> [Work required]: Go through the entries below and retype them exactly, omitting each picture.

□ □ □

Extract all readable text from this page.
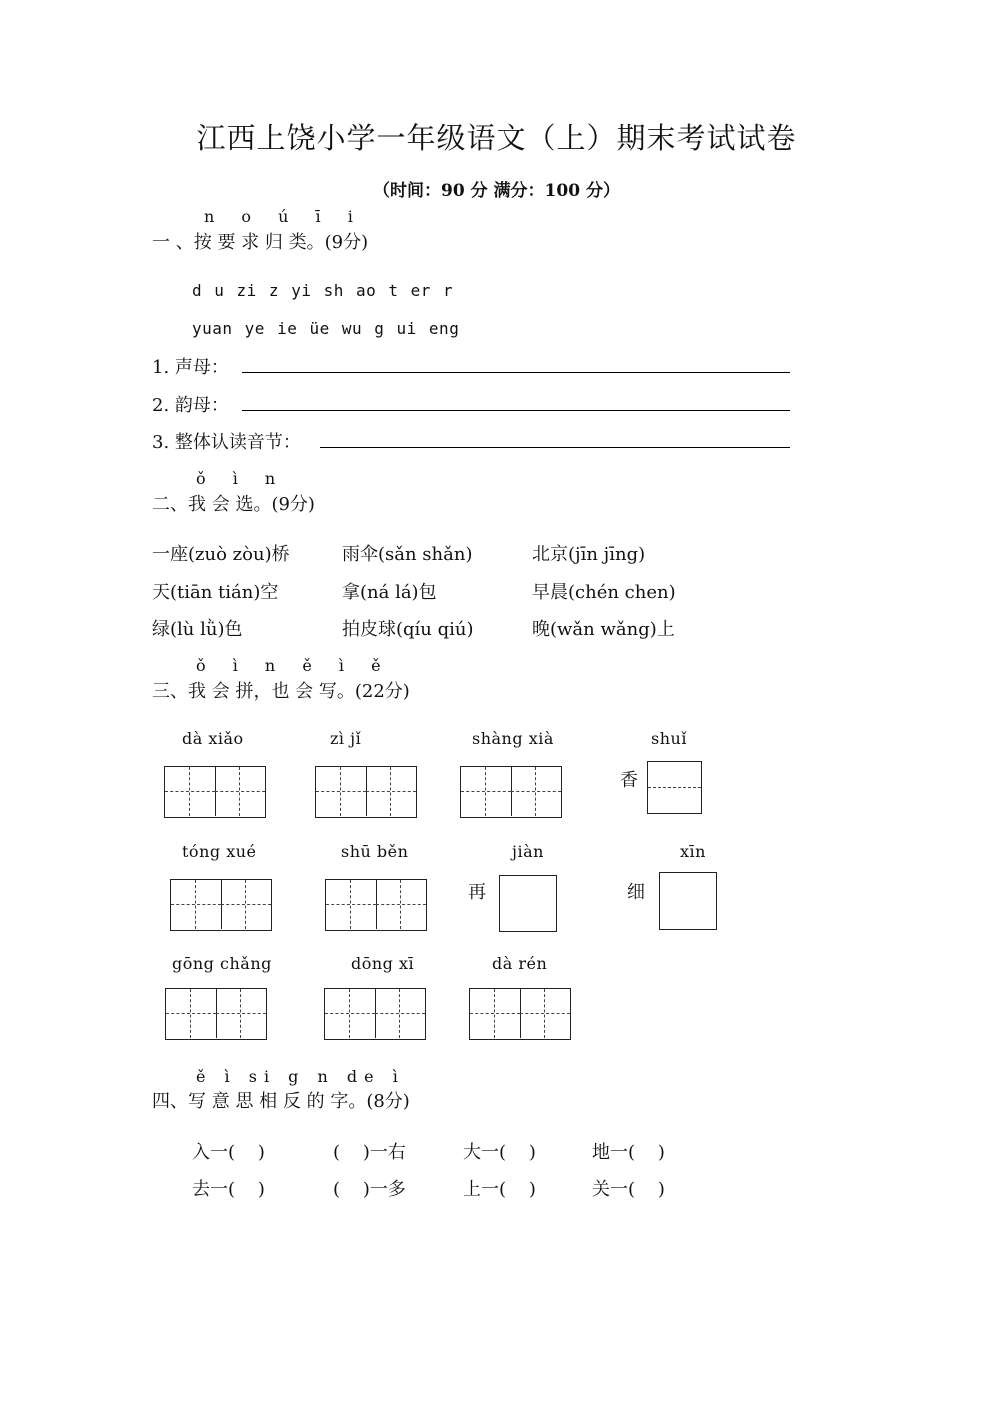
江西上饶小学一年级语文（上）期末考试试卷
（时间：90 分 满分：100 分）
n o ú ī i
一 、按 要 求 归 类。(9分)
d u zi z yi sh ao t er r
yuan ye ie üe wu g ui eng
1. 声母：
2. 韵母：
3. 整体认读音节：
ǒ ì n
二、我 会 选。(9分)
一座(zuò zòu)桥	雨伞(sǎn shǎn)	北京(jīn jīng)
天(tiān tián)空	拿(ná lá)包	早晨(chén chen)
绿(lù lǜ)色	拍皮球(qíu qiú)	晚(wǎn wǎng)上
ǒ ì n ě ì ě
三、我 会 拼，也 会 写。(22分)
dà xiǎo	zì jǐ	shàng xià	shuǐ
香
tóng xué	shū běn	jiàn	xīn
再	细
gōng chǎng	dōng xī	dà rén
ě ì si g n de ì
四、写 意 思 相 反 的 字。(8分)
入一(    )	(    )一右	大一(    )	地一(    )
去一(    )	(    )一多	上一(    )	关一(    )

□ □ □

> [Output]:
Extract all readable text from this page.
江西上饶小学一年级语文（上）期末考试试卷
（时间：90 分 满分：100 分）
n o ú ī i
一 、按 要 求 归 类。(9分)
d u zi z yi sh ao t er r
yuan ye ie üe wu g ui eng
1. 声母：
2. 韵母：
3. 整体认读音节：
ǒ ì n
二、我 会 选。(9分)
一座(zuò zòu)桥	雨伞(sǎn shǎn)	北京(jīn jīng)
天(tiān tián)空	拿(ná lá)包	早晨(chén chen)
绿(lù lǜ)色	拍皮球(qíu qiú)	晚(wǎn wǎng)上
ǒ ì n ě ì ě
三、我 会 拼，也 会 写。(22分)
dà xiǎo	zì jǐ	shàng xià	shuǐ
香
tóng xué	shū běn	jiàn	xīn
再	细
gōng chǎng	dōng xī	dà rén
ě ì si g n de ì
四、写 意 思 相 反 的 字。(8分)
入一(    )	(    )一右	大一(    )	地一(    )
去一(    )	(    )一多	上一(    )	关一(    )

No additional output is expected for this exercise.